Every record must be repeated exactly; omit any pictures they contain.

+++ Data section

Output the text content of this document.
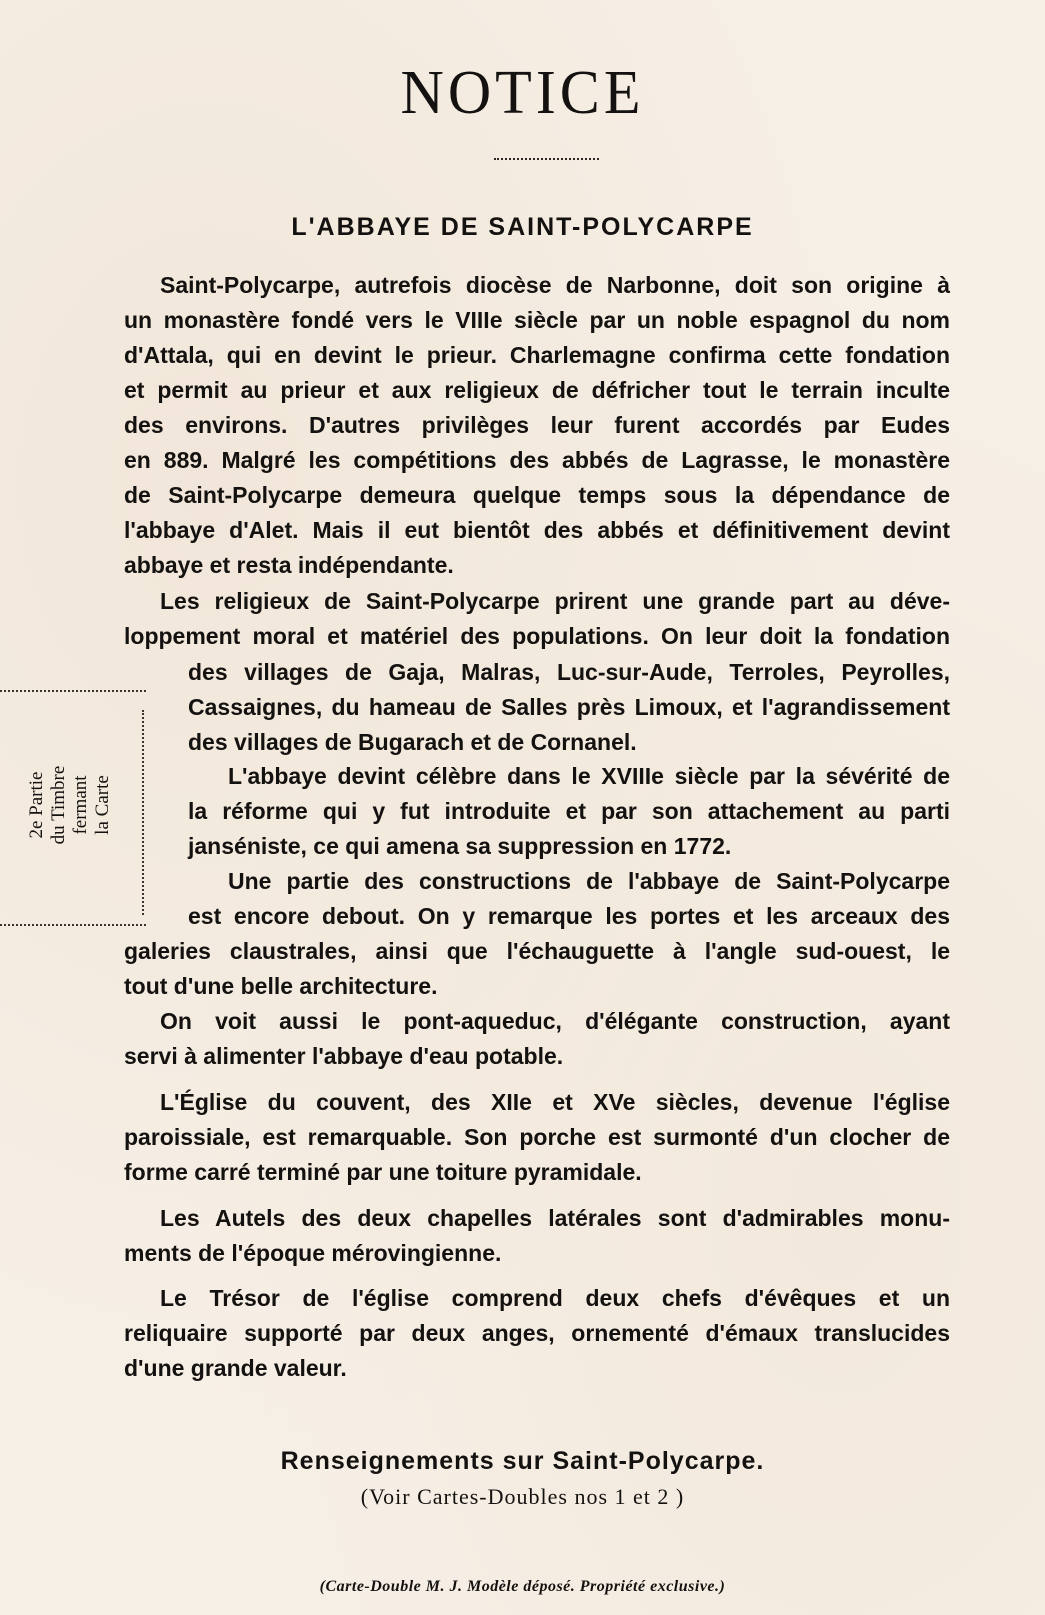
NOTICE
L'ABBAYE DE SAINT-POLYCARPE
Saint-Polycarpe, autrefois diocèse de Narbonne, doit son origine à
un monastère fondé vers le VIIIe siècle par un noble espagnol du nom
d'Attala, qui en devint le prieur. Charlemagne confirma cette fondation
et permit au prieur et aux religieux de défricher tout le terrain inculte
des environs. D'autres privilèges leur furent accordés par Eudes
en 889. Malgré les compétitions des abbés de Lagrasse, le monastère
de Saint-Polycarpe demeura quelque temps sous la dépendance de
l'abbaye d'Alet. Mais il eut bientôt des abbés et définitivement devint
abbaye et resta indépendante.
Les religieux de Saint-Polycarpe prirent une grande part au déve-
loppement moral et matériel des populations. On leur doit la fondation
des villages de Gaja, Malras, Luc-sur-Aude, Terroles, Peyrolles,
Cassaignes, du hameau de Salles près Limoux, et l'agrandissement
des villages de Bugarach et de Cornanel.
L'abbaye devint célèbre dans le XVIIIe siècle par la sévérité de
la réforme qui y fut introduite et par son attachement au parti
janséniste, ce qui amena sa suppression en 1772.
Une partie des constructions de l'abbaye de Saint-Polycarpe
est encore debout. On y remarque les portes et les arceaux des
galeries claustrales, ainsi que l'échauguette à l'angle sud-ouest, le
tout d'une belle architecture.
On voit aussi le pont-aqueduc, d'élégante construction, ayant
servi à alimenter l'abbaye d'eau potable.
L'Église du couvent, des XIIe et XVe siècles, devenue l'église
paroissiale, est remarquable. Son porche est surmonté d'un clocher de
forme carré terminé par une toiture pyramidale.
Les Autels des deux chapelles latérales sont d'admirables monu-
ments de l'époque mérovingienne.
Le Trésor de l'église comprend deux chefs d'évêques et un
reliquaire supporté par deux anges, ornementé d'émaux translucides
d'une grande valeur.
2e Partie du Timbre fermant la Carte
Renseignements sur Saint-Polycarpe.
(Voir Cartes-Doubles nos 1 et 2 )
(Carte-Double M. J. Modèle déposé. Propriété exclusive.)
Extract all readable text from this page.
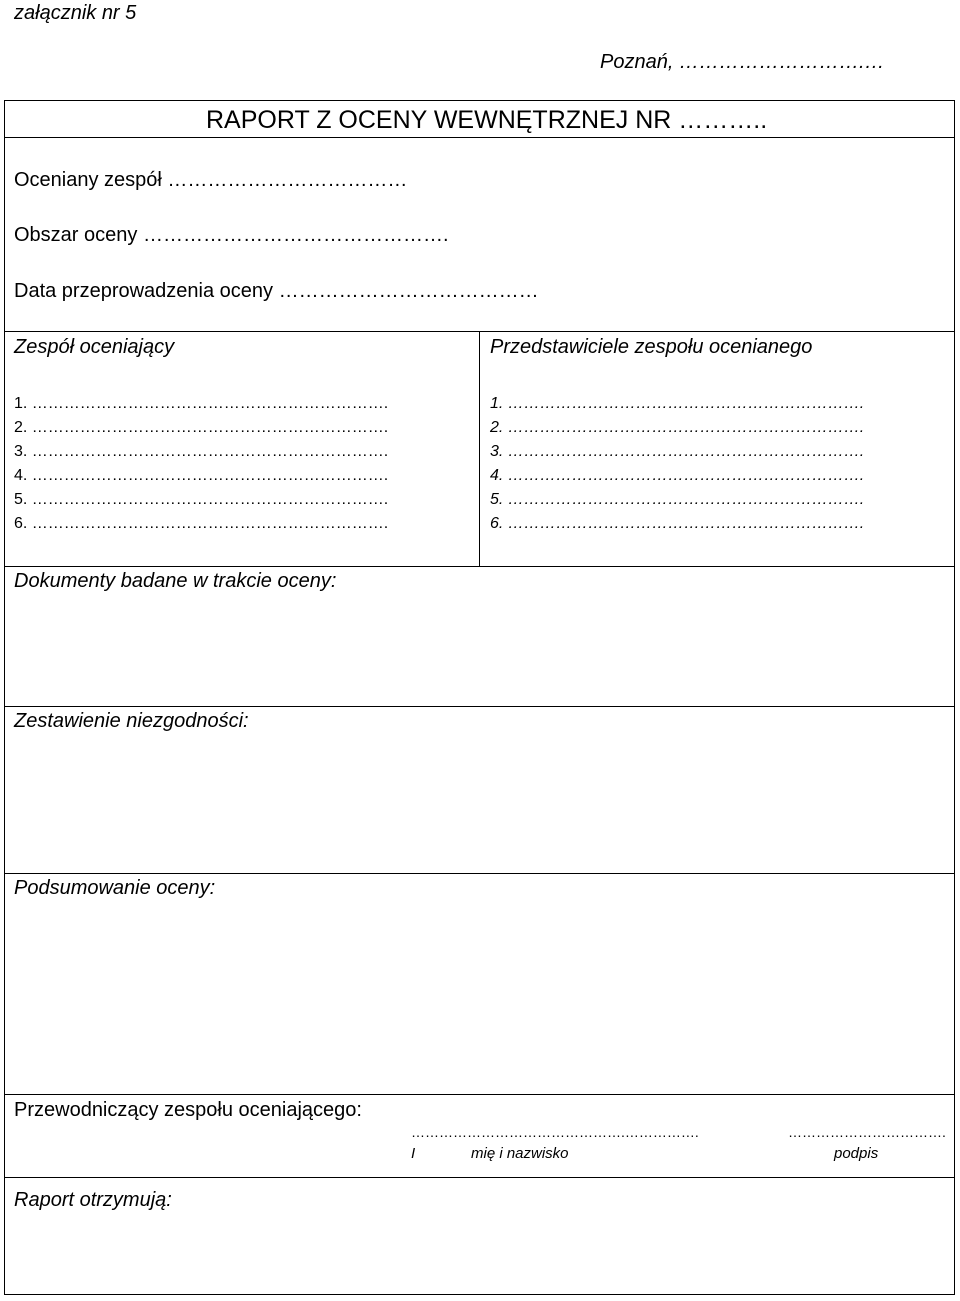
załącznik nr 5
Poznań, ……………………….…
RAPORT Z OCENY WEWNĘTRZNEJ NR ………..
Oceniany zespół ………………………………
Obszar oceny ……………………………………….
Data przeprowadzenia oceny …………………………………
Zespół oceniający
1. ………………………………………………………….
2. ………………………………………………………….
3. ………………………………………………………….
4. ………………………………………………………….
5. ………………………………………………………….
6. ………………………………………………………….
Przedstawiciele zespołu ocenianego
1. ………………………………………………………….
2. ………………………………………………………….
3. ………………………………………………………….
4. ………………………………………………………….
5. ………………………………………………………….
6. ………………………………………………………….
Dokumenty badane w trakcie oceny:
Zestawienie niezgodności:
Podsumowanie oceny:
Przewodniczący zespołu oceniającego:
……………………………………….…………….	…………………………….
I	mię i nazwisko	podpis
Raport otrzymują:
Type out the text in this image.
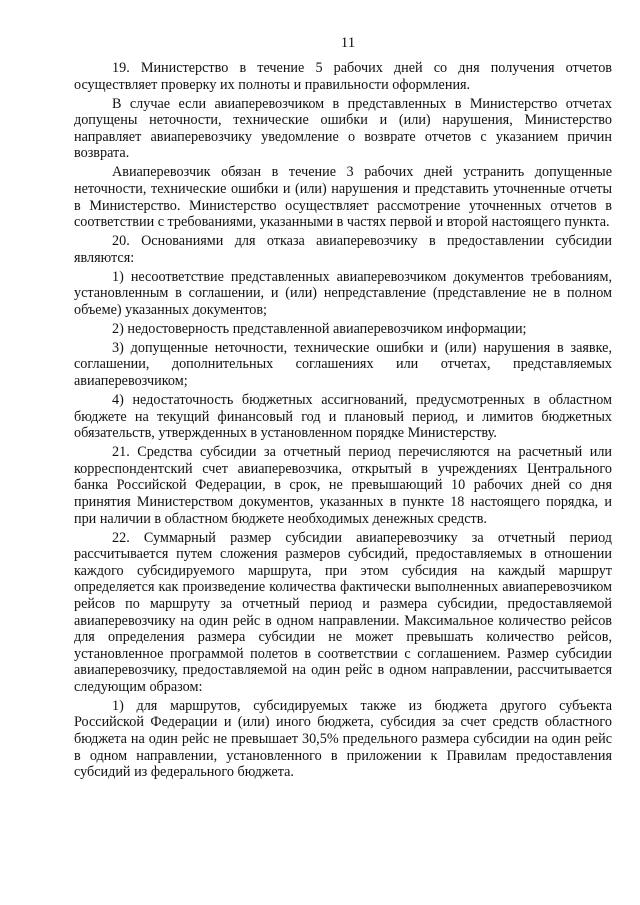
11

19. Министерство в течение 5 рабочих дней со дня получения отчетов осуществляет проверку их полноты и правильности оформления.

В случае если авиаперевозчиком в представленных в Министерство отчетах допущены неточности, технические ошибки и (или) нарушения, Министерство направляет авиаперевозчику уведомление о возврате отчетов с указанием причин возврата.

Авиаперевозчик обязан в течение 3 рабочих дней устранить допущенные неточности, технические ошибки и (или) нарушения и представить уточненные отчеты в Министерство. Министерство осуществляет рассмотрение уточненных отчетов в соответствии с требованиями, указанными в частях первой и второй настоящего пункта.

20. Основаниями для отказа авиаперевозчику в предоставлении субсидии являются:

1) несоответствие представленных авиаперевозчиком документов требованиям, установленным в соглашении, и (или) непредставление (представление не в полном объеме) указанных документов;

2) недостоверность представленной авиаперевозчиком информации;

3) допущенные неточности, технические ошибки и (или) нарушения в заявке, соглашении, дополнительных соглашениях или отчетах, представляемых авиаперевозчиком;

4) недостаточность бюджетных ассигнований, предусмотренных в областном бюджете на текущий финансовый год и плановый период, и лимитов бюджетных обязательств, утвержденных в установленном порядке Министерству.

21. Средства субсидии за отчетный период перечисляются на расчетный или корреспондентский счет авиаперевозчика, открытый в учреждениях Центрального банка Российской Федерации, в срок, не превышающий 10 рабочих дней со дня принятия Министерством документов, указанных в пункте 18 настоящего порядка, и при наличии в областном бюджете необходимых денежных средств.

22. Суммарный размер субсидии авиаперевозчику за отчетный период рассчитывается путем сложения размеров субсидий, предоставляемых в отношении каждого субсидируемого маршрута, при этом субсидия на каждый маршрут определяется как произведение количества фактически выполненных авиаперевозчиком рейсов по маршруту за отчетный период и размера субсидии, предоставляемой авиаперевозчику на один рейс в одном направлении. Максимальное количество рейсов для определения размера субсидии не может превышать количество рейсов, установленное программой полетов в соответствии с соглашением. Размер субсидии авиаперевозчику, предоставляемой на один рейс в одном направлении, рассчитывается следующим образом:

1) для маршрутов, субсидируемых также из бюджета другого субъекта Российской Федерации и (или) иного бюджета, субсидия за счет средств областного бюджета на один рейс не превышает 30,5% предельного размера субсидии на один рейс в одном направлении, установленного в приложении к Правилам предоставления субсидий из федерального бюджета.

++++++

- **Response below**
Output the text content of this document.
NOTICE
L'ABBAYE DE SAINT-POLYCARPE
Saint-Polycarpe, autrefois diocèse de Narbonne, doit son origine à
un monastère fondé vers le VIIIe siècle par un noble espagnol du nom
d'Attala, qui en devint le prieur. Charlemagne confirma cette fondation
et permit au prieur et aux religieux de défricher tout le terrain inculte
des environs. D'autres privilèges leur furent accordés par Eudes
en 889. Malgré les compétitions des abbés de Lagrasse, le monastère
de Saint-Polycarpe demeura quelque temps sous la dépendance de
l'abbaye d'Alet. Mais il eut bientôt des abbés et définitivement devint
abbaye et resta indépendante.
Les religieux de Saint-Polycarpe prirent une grande part au déve-
loppement moral et matériel des populations. On leur doit la fondation
des villages de Gaja, Malras, Luc-sur-Aude, Terroles, Peyrolles,
Cassaignes, du hameau de Salles près Limoux, et l'agrandissement
des villages de Bugarach et de Cornanel.
L'abbaye devint célèbre dans le XVIIIe siècle par la sévérité de
la réforme qui y fut introduite et par son attachement au parti
janséniste, ce qui amena sa suppression en 1772.
Une partie des constructions de l'abbaye de Saint-Polycarpe
est encore debout. On y remarque les portes et les arceaux des
galeries claustrales, ainsi que l'échauguette à l'angle sud-ouest, le
tout d'une belle architecture.
On voit aussi le pont-aqueduc, d'élégante construction, ayant
servi à alimenter l'abbaye d'eau potable.
L'Église du couvent, des XIIe et XVe siècles, devenue l'église
paroissiale, est remarquable. Son porche est surmonté d'un clocher de
forme carré terminé par une toiture pyramidale.
Les Autels des deux chapelles latérales sont d'admirables monu-
ments de l'époque mérovingienne.
Le Trésor de l'église comprend deux chefs d'évêques et un
reliquaire supporté par deux anges, ornementé d'émaux translucides
d'une grande valeur.
2e Partie du Timbre fermant la Carte
Renseignements sur Saint-Polycarpe.
(Voir Cartes-Doubles nos 1 et 2 )
(Carte-Double M. J. Modèle déposé. Propriété exclusive.)
Extract all readable text from this page.
załącznik nr 5
Poznań, ……………………….…
RAPORT Z OCENY WEWNĘTRZNEJ NR ………..
Oceniany zespół ………………………………
Obszar oceny ……………………………………….
Data przeprowadzenia oceny …………………………………
Zespół oceniający
1. ………………………………………………………….
2. ………………………………………………………….
3. ………………………………………………………….
4. ………………………………………………………….
5. ………………………………………………………….
6. ………………………………………………………….
Przedstawiciele zespołu ocenianego
1. ………………………………………………………….
2. ………………………………………………………….
3. ………………………………………………………….
4. ………………………………………………………….
5. ………………………………………………………….
6. ………………………………………………………….
Dokumenty badane w trakcie oceny:
Zestawienie niezgodności:
Podsumowanie oceny:
Przewodniczący zespołu oceniającego:
……………………………………….…………….	…………………………….
I	mię i nazwisko	podpis
Raport otrzymują:
Type out the text in this image.
11

19. Министерство в течение 5 рабочих дней со дня получения отчетов осуществляет проверку их полноты и правильности оформления.

В случае если авиаперевозчиком в представленных в Министерство отчетах допущены неточности, технические ошибки и (или) нарушения, Министерство направляет авиаперевозчику уведомление о возврате отчетов с указанием причин возврата.

Авиаперевозчик обязан в течение 3 рабочих дней устранить допущенные неточности, технические ошибки и (или) нарушения и представить уточненные отчеты в Министерство. Министерство осуществляет рассмотрение уточненных отчетов в соответствии с требованиями, указанными в частях первой и второй настоящего пункта.

20. Основаниями для отказа авиаперевозчику в предоставлении субсидии являются:

1) несоответствие представленных авиаперевозчиком документов требованиям, установленным в соглашении, и (или) непредставление (представление не в полном объеме) указанных документов;

2) недостоверность представленной авиаперевозчиком информации;

3) допущенные неточности, технические ошибки и (или) нарушения в заявке, соглашении, дополнительных соглашениях или отчетах, представляемых авиаперевозчиком;

4) недостаточность бюджетных ассигнований, предусмотренных в областном бюджете на текущий финансовый год и плановый период, и лимитов бюджетных обязательств, утвержденных в установленном порядке Министерству.

21. Средства субсидии за отчетный период перечисляются на расчетный или корреспондентский счет авиаперевозчика, открытый в учреждениях Центрального банка Российской Федерации, в срок, не превышающий 10 рабочих дней со дня принятия Министерством документов, указанных в пункте 18 настоящего порядка, и при наличии в областном бюджете необходимых денежных средств.

22. Суммарный размер субсидии авиаперевозчику за отчетный период рассчитывается путем сложения размеров субсидий, предоставляемых в отношении каждого субсидируемого маршрута, при этом субсидия на каждый маршрут определяется как произведение количества фактически выполненных авиаперевозчиком рейсов по маршруту за отчетный период и размера субсидии, предоставляемой авиаперевозчику на один рейс в одном направлении. Максимальное количество рейсов для определения размера субсидии не может превышать количество рейсов, установленное программой полетов в соответствии с соглашением. Размер субсидии авиаперевозчику, предоставляемой на один рейс в одном направлении, рассчитывается следующим образом:

1) для маршрутов, субсидируемых также из бюджета другого субъекта Российской Федерации и (или) иного бюджета, субсидия за счет средств областного бюджета на один рейс не превышает 30,5% предельного размера субсидии на один рейс в одном направлении, установленного в приложении к Правилам предоставления субсидий из федерального бюджета.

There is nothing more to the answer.